▶ [What needs to be done] Transcribe the full listing below exactly.

[Start of Record excerpts]

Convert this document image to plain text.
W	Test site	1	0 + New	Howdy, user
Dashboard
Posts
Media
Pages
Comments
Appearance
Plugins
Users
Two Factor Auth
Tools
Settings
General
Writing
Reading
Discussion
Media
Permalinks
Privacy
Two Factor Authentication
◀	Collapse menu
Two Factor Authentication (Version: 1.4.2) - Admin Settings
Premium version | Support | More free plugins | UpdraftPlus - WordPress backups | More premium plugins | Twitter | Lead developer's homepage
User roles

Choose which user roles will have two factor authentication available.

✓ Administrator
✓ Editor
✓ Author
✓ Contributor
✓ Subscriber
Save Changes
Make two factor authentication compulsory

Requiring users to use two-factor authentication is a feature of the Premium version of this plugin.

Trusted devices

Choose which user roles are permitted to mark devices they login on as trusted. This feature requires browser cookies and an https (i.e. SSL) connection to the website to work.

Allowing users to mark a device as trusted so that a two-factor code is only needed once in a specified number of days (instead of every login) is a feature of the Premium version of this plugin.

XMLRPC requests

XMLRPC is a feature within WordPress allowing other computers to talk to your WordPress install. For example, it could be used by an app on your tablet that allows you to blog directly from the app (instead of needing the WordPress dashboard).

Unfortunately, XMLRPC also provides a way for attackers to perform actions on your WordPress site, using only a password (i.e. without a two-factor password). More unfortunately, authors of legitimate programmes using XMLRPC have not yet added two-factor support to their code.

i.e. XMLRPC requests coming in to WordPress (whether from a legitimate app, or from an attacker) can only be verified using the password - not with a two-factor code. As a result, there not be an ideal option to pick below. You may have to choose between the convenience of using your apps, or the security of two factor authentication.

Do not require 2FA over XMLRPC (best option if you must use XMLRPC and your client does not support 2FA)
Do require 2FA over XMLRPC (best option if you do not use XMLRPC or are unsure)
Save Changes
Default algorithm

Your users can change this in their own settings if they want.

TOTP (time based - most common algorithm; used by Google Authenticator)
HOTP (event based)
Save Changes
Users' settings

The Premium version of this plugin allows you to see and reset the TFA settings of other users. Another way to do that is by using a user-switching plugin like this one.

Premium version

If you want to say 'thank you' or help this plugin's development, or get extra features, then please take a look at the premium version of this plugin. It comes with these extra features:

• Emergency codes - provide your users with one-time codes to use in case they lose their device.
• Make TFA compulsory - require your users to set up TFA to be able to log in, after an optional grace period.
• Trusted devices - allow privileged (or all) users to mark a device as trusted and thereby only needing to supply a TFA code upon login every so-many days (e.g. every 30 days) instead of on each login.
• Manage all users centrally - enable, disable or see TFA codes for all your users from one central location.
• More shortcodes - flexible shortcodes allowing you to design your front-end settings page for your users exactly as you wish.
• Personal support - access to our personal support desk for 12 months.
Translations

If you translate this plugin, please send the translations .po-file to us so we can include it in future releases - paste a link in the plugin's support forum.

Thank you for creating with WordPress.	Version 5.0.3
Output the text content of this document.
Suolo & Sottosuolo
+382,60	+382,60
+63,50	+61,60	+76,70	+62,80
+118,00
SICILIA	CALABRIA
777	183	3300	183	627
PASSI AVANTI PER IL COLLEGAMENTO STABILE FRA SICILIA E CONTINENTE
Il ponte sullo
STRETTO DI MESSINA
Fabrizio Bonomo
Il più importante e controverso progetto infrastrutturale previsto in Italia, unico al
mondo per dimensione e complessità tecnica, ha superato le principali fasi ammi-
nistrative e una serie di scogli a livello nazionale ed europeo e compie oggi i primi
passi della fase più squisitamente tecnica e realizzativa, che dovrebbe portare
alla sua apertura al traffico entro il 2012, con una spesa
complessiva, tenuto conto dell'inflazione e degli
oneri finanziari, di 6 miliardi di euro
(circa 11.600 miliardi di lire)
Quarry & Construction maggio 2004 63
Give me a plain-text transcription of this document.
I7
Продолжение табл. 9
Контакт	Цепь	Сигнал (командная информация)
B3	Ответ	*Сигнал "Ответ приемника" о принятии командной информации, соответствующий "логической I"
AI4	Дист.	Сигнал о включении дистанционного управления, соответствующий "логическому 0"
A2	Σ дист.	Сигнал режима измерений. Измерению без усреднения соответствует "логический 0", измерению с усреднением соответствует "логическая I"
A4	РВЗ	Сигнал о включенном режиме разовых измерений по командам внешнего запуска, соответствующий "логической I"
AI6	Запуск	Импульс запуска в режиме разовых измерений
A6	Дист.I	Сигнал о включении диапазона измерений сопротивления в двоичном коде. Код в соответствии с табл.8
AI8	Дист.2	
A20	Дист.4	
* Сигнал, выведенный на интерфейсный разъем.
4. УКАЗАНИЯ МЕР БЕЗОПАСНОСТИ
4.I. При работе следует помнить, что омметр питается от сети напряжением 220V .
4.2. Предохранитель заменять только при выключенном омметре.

[End of Record excerpts]

▶ [Expected answer]
Convert this document image to plain text.
W	Test site	1	0 + New	Howdy, user
Dashboard
Posts
Media
Pages
Comments
Appearance
Plugins
Users
Two Factor Auth
Tools
Settings
General
Writing
Reading
Discussion
Media
Permalinks
Privacy
Two Factor Authentication
◀	Collapse menu
Two Factor Authentication (Version: 1.4.2) - Admin Settings
Premium version | Support | More free plugins | UpdraftPlus - WordPress backups | More premium plugins | Twitter | Lead developer's homepage
User roles

Choose which user roles will have two factor authentication available.

✓ Administrator
✓ Editor
✓ Author
✓ Contributor
✓ Subscriber
Save Changes
Make two factor authentication compulsory

Requiring users to use two-factor authentication is a feature of the Premium version of this plugin.

Trusted devices

Choose which user roles are permitted to mark devices they login on as trusted. This feature requires browser cookies and an https (i.e. SSL) connection to the website to work.

Allowing users to mark a device as trusted so that a two-factor code is only needed once in a specified number of days (instead of every login) is a feature of the Premium version of this plugin.

XMLRPC requests

XMLRPC is a feature within WordPress allowing other computers to talk to your WordPress install. For example, it could be used by an app on your tablet that allows you to blog directly from the app (instead of needing the WordPress dashboard).

Unfortunately, XMLRPC also provides a way for attackers to perform actions on your WordPress site, using only a password (i.e. without a two-factor password). More unfortunately, authors of legitimate programmes using XMLRPC have not yet added two-factor support to their code.

i.e. XMLRPC requests coming in to WordPress (whether from a legitimate app, or from an attacker) can only be verified using the password - not with a two-factor code. As a result, there not be an ideal option to pick below. You may have to choose between the convenience of using your apps, or the security of two factor authentication.

Do not require 2FA over XMLRPC (best option if you must use XMLRPC and your client does not support 2FA)
Do require 2FA over XMLRPC (best option if you do not use XMLRPC or are unsure)
Save Changes
Default algorithm

Your users can change this in their own settings if they want.

TOTP (time based - most common algorithm; used by Google Authenticator)
HOTP (event based)
Save Changes
Users' settings

The Premium version of this plugin allows you to see and reset the TFA settings of other users. Another way to do that is by using a user-switching plugin like this one.

Premium version

If you want to say 'thank you' or help this plugin's development, or get extra features, then please take a look at the premium version of this plugin. It comes with these extra features:

• Emergency codes - provide your users with one-time codes to use in case they lose their device.
• Make TFA compulsory - require your users to set up TFA to be able to log in, after an optional grace period.
• Trusted devices - allow privileged (or all) users to mark a device as trusted and thereby only needing to supply a TFA code upon login every so-many days (e.g. every 30 days) instead of on each login.
• Manage all users centrally - enable, disable or see TFA codes for all your users from one central location.
• More shortcodes - flexible shortcodes allowing you to design your front-end settings page for your users exactly as you wish.
• Personal support - access to our personal support desk for 12 months.
Translations

If you translate this plugin, please send the translations .po-file to us so we can include it in future releases - paste a link in the plugin's support forum.

Thank you for creating with WordPress.	Version 5.0.3
Output the text content of this document.
Suolo & Sottosuolo
+382,60	+382,60
+63,50	+61,60	+76,70	+62,80
+118,00
SICILIA	CALABRIA
777	183	3300	183	627
PASSI AVANTI PER IL COLLEGAMENTO STABILE FRA SICILIA E CONTINENTE
Il ponte sullo
STRETTO DI MESSINA
Fabrizio Bonomo
Il più importante e controverso progetto infrastrutturale previsto in Italia, unico al
mondo per dimensione e complessità tecnica, ha superato le principali fasi ammi-
nistrative e una serie di scogli a livello nazionale ed europeo e compie oggi i primi
passi della fase più squisitamente tecnica e realizzativa, che dovrebbe portare
alla sua apertura al traffico entro il 2012, con una spesa
complessiva, tenuto conto dell'inflazione e degli
oneri finanziari, di 6 miliardi di euro
(circa 11.600 miliardi di lire)
Quarry & Construction maggio 2004 63
Give me a plain-text transcription of this document.
I7
Продолжение табл. 9
Контакт	Цепь	Сигнал (командная информация)
B3	Ответ	*Сигнал "Ответ приемника" о принятии командной информации, соответствующий "логической I"
AI4	Дист.	Сигнал о включении дистанционного управления, соответствующий "логическому 0"
A2	Σ дист.	Сигнал режима измерений. Измерению без усреднения соответствует "логический 0", измерению с усреднением соответствует "логическая I"
A4	РВЗ	Сигнал о включенном режиме разовых измерений по командам внешнего запуска, соответствующий "логической I"
AI6	Запуск	Импульс запуска в режиме разовых измерений
A6	Дист.I	Сигнал о включении диапазона измерений сопротивления в двоичном коде. Код в соответствии с табл.8
AI8	Дист.2	
A20	Дист.4	
* Сигнал, выведенный на интерфейсный разъем.
4. УКАЗАНИЯ МЕР БЕЗОПАСНОСТИ
4.I. При работе следует помнить, что омметр питается от сети напряжением 220V .
4.2. Предохранитель заменять только при выключенном омметре.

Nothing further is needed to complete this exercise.